▶ [Your objective] Records follow. Pull out every line that contains "amplitude".
+ + +
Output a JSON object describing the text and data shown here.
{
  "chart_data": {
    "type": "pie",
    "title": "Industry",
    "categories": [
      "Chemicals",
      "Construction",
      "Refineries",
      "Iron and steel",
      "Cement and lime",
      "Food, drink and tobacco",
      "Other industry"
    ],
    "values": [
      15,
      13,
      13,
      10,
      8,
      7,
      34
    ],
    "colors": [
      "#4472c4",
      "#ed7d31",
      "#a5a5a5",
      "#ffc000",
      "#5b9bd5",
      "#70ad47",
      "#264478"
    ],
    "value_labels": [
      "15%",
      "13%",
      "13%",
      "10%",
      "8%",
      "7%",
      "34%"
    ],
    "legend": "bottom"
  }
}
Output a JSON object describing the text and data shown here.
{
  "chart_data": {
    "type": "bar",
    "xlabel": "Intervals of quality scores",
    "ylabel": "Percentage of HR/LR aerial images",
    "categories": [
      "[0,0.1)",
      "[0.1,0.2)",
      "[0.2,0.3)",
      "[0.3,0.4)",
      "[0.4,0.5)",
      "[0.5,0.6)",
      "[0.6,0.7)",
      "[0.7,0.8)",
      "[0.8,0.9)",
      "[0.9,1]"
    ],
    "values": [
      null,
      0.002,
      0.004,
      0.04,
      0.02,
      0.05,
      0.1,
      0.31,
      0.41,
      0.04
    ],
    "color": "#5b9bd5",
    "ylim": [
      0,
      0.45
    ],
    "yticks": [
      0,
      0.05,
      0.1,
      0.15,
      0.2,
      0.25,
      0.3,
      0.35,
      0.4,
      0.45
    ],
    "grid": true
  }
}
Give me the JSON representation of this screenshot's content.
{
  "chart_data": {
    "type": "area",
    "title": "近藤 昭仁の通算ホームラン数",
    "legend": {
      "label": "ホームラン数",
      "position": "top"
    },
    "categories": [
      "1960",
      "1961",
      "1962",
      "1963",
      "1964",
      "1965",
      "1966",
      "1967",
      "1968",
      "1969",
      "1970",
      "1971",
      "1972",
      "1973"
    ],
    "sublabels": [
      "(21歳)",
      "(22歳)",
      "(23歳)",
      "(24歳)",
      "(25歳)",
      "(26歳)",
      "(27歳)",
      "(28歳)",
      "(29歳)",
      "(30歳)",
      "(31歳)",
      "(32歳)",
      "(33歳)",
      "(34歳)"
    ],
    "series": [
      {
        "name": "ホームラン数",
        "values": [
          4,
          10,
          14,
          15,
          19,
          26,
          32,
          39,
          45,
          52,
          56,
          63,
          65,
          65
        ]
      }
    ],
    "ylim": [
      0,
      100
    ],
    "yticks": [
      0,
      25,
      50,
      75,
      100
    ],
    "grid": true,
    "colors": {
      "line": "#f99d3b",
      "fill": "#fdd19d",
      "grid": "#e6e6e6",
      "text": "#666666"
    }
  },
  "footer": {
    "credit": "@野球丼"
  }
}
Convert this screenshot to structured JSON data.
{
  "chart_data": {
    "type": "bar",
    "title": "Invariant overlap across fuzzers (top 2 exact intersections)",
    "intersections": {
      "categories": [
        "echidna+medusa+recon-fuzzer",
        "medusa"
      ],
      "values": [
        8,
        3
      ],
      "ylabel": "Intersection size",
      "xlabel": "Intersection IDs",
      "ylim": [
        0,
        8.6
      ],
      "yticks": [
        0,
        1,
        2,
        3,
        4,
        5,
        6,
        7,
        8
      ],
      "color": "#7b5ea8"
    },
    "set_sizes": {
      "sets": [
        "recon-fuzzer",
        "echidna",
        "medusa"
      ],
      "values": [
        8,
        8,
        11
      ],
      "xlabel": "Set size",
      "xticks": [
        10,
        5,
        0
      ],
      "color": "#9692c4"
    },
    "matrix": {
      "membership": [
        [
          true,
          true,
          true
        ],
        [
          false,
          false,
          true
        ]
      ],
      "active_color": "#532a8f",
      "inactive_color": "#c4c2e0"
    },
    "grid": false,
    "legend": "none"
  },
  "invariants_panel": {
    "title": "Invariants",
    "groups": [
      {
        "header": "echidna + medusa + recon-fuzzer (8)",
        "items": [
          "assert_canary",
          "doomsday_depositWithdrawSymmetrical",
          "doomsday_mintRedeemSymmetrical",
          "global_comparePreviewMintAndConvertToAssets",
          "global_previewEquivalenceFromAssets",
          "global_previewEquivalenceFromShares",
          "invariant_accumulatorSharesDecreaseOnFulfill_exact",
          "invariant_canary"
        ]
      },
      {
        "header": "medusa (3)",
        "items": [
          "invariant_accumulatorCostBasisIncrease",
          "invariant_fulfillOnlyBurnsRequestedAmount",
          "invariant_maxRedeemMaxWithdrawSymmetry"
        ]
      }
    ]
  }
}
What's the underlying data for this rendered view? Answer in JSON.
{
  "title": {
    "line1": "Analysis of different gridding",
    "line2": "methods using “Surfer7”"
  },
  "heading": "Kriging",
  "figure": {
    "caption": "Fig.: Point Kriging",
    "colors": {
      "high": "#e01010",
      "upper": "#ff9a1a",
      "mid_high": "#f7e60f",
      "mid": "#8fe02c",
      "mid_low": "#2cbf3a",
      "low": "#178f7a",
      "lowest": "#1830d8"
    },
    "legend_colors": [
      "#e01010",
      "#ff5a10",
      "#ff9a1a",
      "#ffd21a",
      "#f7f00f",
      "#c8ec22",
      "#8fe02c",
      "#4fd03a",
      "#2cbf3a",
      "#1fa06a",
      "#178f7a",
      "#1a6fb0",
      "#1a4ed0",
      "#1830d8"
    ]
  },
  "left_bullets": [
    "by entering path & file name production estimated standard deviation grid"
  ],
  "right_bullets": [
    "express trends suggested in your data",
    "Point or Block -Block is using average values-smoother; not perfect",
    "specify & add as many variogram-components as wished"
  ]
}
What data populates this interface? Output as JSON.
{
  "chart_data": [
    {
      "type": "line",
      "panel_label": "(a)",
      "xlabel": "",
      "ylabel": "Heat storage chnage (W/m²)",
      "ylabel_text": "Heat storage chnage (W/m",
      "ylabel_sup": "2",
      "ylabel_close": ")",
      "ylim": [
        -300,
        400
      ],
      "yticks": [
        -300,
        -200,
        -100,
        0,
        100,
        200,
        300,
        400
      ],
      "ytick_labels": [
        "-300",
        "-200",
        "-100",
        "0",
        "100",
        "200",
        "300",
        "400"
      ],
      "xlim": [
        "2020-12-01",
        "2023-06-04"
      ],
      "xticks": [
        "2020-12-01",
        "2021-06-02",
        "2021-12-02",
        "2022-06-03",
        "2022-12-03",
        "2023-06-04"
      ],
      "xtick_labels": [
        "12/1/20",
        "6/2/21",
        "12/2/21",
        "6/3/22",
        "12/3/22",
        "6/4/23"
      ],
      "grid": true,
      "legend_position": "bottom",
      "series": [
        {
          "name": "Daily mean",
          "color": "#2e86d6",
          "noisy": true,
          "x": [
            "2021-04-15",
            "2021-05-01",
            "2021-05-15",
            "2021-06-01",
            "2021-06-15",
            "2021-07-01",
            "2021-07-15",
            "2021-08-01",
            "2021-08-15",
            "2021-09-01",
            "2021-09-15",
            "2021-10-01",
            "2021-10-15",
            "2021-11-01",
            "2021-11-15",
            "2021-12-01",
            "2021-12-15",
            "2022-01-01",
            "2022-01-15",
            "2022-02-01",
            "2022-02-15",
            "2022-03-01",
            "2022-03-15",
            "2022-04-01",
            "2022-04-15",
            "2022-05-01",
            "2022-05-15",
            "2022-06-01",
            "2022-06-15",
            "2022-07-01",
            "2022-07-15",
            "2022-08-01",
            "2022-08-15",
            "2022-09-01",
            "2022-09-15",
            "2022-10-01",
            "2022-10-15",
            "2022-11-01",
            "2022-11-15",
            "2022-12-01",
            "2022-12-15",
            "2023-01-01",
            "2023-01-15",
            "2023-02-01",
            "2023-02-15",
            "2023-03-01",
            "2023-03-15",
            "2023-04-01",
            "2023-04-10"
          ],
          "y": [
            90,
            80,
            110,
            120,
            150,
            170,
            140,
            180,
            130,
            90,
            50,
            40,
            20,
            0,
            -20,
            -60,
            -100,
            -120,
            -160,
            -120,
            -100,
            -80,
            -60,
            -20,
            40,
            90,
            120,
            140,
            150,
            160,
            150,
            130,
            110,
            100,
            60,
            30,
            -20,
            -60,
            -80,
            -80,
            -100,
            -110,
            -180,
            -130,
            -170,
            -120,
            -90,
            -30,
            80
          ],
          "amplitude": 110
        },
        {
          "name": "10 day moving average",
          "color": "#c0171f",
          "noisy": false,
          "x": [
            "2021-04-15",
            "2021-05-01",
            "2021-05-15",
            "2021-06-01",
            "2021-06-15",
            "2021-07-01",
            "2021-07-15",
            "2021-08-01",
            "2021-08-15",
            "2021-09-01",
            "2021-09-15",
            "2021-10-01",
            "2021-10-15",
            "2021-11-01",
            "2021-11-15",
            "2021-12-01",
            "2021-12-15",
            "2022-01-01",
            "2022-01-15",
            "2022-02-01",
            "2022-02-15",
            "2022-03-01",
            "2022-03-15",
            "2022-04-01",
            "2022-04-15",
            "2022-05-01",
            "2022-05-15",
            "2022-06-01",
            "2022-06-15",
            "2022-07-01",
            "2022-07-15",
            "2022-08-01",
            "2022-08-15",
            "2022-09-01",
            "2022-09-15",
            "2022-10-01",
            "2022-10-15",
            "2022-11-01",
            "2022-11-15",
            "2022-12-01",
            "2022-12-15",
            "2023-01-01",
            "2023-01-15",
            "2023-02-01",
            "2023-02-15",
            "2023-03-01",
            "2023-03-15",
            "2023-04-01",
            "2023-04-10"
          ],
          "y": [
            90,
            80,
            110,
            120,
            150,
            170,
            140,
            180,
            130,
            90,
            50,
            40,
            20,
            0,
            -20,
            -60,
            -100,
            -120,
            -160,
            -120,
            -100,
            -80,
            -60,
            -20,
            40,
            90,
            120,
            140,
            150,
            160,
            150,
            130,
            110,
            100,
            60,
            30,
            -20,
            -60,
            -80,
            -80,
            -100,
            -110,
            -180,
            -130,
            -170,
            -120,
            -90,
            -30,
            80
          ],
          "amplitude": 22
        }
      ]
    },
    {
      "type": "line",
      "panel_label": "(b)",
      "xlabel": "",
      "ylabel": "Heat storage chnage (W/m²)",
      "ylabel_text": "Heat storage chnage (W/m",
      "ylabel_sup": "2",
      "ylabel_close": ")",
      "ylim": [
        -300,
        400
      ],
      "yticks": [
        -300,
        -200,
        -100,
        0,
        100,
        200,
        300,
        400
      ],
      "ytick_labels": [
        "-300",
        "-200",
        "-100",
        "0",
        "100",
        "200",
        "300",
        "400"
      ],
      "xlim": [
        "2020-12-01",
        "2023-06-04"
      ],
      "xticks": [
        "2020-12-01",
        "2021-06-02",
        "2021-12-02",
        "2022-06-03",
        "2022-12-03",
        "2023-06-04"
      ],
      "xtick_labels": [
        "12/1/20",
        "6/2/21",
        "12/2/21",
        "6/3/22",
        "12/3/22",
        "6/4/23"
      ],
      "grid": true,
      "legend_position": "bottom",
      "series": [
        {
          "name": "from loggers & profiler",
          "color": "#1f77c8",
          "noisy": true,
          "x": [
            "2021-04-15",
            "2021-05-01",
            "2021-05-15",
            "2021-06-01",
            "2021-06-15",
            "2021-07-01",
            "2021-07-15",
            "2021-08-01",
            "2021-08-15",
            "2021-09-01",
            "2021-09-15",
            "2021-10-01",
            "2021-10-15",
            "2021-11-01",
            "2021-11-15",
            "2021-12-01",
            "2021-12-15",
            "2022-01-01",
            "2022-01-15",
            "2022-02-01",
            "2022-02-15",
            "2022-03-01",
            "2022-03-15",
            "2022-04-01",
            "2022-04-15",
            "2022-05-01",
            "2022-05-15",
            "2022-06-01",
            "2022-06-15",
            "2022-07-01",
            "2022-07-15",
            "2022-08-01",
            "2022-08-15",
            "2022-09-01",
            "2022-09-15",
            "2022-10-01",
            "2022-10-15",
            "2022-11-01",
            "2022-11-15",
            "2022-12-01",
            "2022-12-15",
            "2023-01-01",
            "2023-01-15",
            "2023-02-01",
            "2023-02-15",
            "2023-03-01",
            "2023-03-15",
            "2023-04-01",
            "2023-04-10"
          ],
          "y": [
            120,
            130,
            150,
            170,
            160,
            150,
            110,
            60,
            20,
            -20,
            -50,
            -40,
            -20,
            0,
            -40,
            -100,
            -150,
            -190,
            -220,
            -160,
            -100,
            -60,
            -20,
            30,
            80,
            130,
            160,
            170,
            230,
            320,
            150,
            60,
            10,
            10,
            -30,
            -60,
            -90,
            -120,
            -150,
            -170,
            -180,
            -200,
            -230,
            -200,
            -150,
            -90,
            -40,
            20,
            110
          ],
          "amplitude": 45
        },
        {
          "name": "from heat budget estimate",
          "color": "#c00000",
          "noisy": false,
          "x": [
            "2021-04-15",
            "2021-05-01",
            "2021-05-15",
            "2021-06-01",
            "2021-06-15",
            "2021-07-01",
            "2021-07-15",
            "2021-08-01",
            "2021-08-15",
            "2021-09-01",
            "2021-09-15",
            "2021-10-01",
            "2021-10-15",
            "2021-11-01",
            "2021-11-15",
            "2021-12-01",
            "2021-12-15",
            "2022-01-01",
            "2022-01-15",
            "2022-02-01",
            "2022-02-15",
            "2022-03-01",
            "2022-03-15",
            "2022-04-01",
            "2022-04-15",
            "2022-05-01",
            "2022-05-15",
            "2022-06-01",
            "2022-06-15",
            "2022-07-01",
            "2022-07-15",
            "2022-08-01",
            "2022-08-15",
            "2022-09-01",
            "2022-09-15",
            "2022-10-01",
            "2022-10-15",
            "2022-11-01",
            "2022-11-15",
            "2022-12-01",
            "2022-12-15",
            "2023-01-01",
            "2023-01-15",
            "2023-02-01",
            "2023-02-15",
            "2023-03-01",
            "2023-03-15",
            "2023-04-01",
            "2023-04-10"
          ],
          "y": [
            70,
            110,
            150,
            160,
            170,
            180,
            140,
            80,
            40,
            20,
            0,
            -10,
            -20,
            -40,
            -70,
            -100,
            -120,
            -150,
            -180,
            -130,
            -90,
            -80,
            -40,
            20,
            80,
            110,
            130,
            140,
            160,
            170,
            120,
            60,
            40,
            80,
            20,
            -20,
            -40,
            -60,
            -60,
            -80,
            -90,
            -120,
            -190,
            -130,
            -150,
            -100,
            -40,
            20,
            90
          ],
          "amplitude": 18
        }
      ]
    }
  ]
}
+ + +
▶ [Final result]
          "amplitude": 110
          "amplitude": 22
          "amplitude": 45
          "amplitude": 18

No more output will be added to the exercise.